Riding around with a country editor by Leon Hale

This article first appeared in The Houston Post, Thursday, September 9, 1977.

            At La Grange I stopped to see Buddy Zapalac, who operates The La Grange Journal. He took off a while and rode with me up in the north part of Fayette County.

            I like to ride around with a country editor in the territory where his paper circulates, and everybody knows him. Even if you are a suspicious looking character, the local folks will generally figure you are at least harmless if the country editor is riding with you.

            We drove to the little town of Winchester and got permission to poke around in the old blacksmith shop and filling station behind Karisch’s Store. It’s a peculiarity of old blacksmith shops that they sit there and just get better and better, even after the blacksmith is no longer at bis forge. Old shops that way are full of stuff that people want to buy and take home and put in the back yard.

            Old filling stations are getting the same way. There at Karisch’s are two greasy oil­ dispensing tanks with hand cranks. Before the oil companies began putting oil into cans, filling station people would dispense oil out of hand-crank tanks. They’d pump it into those copper-colored pitchers with flexible spouts and feed it into your crankcase.

            A greasy hand-crank oil tank is surely not pretty to look at and yet somehow it has a special look to me now. I don’t know that I would care to have one in the back yard, but I couldn’t turn it down if anybody offered me one. Nobody has and isn’t apt to. People bang tight to old stuff     like that.

            From Winchester we crossed over into Lee County a little way and stopped at Northrup and went in the combination grocery store, filling station-cafe-tavern. Inside there’s a big banner with a sign in German. Of course, around Northrup you have a lot of people with German backgrounds.

            The sign reads, ”Die kleine stadt Northrup, Einwohner 38.” Roy Lehmann was sitting there at the counter and he translated the sign. ”The little town of Northrup, population 38.”

            I asked if he was one of the 38 and Lehmann said, “No” but he was one of the 38 who live over at Warda, a few miles back east.

            The outside walls of that Northrup store are decorated with large cartoon figures. Some are raised, and have moving parts made out of plywood, and painted in bright colors. Lehmann said the cartoons were done by the pastor of his church at Warda.

            It pleases rural people so much for the minister of their church to do something you don’t normally expect a minister to do. Like drawing pictures, or riding bucking horses, or jumping out of airplanes with a parachute.  Peop1e seem prouder of that than they are of their preacher’s regular work. I bet Zapalac and I had half a dozen people explain to us that the cartoons were done by Pastor Marc Wolfram.

            We decided to run over to Warda and see him a   minute. You know from the way people call him Pastor Wolfram that he’s a   Lutheran.  Far as I know the Lutherans are the only bunch that call their ministers pastor. The others will call him doctor or brother, or father, or sometimes just mister, but with the Lutherans it is generally pastor.

            The place you stop at when you get to Warda is Fred Kasper’s. It’s another one of those combinations that are so common in the country. Fred’s is a combination grocery store and Post Office and tavern. A popular meeting place. I have been stopping there for 20 years when going up U.S. 77.

            Pastor Wolfram came over from the church to visit a few minutes. The back wall there in Kasper’s place is partly papered with his cartoons.

            The subject of most of Pastor Wolfram’s cartoons is baseball. Local baseball, I mean. Warda has a team in the Community League. People in that part of the state take baseball with a mighty seriousness. The Community League has a dozen teams, and some of the players will hang in there and keep chunking till they’re gray and have false teeth.

            After every game, Pastor Wolfram does a cartoon, a sort of comment on the contest, and this cartoon goes up at Kasper’s and everybody comes to see it. Like once when Warda whipped the Serbin Jackrabbits 29-1 (Community League baseball is usually a lot better than that), the cartoon showed a rabbit in emergency surgery at the hospital, and a doctor announcing that the patient nearly died, as 29 bullets were removed from him.

            Around a country town, for a specialty like cartooning, there is no fame that can approach the local brand. I doubt you could find a citizen of Warda who would name a cartoonist they considered better than Pastor Wolfram.

            It would be my guess, though, that the Serbin Jackrabbits would not class him as all that good.

| Exercises |
• a. Write out the Leon Hale column word for word, everything from "At La Grange" down to "of Fayette County.".
• b. In the Leon Hale column, how does the writer know that Pastor Wolfram is a Lutheran? Answer in one to three sentences.
• c. Answer these questions from the Leon Hale column:
(i) Which newspaper does Buddy Zapalac operate?
(ii) What population does the German sign in the Northrup store give?
(iii) By what score did Warda beat the Serbin Jackrabbits?

| Recorded information |
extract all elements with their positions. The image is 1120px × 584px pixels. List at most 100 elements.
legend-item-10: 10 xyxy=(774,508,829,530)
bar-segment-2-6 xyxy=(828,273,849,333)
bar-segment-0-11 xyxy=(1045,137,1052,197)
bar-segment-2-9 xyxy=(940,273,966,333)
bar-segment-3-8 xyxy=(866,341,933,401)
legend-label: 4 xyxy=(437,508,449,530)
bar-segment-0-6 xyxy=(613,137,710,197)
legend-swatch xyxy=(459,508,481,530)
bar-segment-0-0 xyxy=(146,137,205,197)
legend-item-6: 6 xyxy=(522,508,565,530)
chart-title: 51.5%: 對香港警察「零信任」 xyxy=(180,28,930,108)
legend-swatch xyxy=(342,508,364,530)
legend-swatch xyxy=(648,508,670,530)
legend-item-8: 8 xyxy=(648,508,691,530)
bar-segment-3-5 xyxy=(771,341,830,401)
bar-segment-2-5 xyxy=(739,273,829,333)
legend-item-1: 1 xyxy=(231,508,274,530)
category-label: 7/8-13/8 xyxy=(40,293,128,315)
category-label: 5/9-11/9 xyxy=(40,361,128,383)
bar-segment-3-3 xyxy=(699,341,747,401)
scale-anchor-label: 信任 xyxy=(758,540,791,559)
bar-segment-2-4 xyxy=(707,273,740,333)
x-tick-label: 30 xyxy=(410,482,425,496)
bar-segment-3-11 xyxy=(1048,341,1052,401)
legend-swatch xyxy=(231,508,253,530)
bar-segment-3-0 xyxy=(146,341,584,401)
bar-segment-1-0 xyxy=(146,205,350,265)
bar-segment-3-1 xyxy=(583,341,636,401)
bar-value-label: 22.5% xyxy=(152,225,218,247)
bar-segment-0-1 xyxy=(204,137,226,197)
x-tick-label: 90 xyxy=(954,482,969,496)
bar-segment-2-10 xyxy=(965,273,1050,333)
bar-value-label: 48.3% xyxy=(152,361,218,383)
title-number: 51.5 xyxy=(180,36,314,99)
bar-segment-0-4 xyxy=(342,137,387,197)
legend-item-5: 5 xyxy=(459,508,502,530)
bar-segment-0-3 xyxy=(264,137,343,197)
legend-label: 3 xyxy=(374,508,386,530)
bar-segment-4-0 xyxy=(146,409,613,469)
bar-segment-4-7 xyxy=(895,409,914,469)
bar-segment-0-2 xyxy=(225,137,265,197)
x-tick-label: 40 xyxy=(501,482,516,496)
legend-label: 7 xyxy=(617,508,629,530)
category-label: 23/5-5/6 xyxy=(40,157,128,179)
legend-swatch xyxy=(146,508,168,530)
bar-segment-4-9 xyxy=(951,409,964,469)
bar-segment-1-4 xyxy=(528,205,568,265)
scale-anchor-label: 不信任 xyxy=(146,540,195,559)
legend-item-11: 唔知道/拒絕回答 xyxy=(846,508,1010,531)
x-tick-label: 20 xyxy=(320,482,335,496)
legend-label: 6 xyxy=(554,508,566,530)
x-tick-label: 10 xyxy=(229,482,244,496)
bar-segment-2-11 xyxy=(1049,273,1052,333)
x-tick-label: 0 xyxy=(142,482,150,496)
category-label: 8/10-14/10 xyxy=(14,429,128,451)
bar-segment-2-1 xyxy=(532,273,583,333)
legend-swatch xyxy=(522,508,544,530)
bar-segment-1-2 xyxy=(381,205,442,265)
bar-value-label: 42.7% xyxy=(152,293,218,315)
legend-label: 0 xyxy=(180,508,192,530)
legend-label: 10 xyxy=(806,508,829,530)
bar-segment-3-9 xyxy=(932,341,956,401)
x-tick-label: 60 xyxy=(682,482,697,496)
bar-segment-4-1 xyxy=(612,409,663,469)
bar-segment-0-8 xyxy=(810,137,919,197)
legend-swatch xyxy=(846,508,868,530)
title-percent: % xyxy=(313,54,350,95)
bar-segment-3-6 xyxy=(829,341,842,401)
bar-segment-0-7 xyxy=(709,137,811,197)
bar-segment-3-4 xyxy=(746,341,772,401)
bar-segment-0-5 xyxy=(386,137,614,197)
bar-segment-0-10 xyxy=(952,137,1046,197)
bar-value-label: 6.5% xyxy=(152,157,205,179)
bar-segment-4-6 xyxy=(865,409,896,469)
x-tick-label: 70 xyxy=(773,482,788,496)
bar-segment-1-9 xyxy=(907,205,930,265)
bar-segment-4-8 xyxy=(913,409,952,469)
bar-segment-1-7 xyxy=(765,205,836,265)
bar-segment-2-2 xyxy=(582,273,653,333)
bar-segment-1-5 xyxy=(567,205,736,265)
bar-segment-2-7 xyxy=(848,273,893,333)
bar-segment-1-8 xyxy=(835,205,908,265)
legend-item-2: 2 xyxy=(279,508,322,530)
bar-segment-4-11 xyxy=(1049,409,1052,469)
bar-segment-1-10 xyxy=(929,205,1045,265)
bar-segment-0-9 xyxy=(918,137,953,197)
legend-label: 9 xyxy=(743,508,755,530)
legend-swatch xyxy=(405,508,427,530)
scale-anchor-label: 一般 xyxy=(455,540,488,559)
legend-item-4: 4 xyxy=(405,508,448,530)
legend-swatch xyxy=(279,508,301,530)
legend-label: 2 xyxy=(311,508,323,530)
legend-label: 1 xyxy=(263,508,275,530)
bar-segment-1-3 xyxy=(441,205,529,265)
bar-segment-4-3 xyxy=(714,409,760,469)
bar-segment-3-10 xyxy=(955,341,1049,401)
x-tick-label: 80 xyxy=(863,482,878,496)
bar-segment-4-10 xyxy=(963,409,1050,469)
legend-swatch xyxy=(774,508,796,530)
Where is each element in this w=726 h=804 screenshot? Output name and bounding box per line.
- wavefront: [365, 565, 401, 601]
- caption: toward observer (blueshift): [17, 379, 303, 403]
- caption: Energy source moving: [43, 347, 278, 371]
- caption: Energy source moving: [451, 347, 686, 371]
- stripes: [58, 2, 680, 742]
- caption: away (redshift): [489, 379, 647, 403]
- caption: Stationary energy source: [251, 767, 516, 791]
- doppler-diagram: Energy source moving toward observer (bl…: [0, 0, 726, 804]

| Responses by item number |
• a.
At La Grange I stopped to see Buddy Zapalac, who operates The La Grange Journal. He took off a while and rode with me up in the north part of Fayette County.

• b. People call him Pastor Wolfram. As far as the writer knows, Lutherans are the only group that calls its ministers pastor; other churches use doctor, brother, father or mister.

• c.
(i) The La Grange Journal
(ii) 38
(iii) 29-1